__What the task requires__
Check every line for the word "ASSETS" and state how many lines have it. Reply with the number alone.

[Source records]
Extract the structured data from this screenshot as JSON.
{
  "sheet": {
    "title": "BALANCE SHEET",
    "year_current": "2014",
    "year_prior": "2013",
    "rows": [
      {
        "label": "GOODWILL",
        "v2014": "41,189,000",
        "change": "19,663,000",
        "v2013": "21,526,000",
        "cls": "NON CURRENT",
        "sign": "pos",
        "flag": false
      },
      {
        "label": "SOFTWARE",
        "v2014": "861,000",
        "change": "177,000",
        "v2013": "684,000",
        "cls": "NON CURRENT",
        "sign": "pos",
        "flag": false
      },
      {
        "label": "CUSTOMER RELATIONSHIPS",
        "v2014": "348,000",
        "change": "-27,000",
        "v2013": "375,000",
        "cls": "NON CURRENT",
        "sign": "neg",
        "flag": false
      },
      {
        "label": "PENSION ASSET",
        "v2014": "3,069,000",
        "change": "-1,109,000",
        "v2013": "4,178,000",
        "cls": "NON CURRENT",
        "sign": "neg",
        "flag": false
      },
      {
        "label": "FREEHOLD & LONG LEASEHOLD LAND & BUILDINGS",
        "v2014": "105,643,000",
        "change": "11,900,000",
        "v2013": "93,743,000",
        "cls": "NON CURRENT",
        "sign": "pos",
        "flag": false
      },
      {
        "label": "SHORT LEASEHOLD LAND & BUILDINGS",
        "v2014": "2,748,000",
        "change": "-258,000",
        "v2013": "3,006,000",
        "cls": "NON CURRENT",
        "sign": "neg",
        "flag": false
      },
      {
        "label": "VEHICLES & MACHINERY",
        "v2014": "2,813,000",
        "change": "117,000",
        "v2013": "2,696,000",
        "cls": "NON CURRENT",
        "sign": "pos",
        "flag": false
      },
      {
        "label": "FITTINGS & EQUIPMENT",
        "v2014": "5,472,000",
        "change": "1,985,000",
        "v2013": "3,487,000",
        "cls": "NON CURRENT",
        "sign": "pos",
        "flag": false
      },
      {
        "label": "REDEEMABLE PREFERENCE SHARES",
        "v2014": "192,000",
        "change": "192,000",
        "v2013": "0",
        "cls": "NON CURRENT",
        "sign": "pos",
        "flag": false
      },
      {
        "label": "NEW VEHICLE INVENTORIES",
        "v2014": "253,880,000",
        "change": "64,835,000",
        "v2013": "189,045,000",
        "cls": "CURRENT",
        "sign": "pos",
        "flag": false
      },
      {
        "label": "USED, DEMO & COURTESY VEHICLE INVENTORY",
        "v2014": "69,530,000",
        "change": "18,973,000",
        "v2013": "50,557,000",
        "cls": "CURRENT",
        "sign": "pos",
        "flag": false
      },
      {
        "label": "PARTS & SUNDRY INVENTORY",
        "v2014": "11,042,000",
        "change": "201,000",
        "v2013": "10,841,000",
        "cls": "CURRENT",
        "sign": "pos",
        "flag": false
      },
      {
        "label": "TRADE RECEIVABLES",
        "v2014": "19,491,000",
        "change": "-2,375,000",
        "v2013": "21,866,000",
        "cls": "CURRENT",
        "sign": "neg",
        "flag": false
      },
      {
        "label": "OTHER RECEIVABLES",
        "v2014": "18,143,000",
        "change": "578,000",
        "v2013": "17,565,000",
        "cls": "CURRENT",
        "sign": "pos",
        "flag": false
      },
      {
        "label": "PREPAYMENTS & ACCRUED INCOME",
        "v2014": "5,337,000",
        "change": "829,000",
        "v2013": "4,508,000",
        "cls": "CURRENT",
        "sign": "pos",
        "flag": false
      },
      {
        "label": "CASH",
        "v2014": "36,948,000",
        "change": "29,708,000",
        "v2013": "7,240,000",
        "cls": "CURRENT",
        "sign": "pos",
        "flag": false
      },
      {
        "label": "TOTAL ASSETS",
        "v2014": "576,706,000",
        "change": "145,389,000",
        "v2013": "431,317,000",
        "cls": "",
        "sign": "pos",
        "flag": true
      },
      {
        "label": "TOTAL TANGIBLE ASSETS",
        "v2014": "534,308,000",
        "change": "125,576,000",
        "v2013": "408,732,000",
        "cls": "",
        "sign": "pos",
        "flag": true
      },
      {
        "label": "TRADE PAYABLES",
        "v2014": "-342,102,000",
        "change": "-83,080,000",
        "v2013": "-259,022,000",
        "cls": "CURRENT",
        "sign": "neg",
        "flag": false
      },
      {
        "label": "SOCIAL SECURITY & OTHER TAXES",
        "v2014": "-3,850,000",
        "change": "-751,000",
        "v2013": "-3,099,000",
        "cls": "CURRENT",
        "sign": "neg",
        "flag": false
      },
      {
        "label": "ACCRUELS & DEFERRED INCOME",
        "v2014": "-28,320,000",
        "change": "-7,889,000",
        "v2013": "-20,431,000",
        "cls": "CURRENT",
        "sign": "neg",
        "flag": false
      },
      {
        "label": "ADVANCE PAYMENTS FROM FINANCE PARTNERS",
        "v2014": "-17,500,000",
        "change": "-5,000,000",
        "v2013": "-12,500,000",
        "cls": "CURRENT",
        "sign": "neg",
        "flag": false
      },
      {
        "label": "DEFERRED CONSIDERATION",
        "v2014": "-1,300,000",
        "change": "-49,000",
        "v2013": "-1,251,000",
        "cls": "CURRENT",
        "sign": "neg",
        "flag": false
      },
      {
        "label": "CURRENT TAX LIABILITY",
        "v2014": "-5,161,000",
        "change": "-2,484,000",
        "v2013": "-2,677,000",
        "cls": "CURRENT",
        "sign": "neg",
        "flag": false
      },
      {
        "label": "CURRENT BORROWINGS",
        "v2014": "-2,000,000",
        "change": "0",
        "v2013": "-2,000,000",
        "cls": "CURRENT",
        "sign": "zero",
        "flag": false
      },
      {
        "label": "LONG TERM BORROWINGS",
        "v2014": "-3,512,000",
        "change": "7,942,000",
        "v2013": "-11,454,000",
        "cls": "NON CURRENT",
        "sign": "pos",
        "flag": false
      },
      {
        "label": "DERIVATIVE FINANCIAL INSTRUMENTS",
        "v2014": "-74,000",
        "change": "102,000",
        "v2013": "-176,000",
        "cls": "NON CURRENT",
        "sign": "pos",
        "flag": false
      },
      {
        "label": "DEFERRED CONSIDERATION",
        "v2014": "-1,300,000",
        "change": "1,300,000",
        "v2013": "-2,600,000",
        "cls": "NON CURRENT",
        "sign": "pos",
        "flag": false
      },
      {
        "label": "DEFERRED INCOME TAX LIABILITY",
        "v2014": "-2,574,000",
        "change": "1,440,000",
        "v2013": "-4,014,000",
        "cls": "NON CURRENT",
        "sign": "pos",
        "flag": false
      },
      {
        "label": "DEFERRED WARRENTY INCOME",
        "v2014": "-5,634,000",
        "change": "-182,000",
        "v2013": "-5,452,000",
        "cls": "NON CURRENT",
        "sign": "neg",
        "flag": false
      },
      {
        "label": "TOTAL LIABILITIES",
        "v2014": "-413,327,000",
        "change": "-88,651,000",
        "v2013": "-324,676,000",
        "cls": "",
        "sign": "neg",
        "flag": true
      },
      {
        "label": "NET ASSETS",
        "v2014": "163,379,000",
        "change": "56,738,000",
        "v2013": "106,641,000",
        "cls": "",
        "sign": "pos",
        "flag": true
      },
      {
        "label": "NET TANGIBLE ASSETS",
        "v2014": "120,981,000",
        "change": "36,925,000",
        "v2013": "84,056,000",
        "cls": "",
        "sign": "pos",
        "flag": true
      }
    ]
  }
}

__Exercise result__
4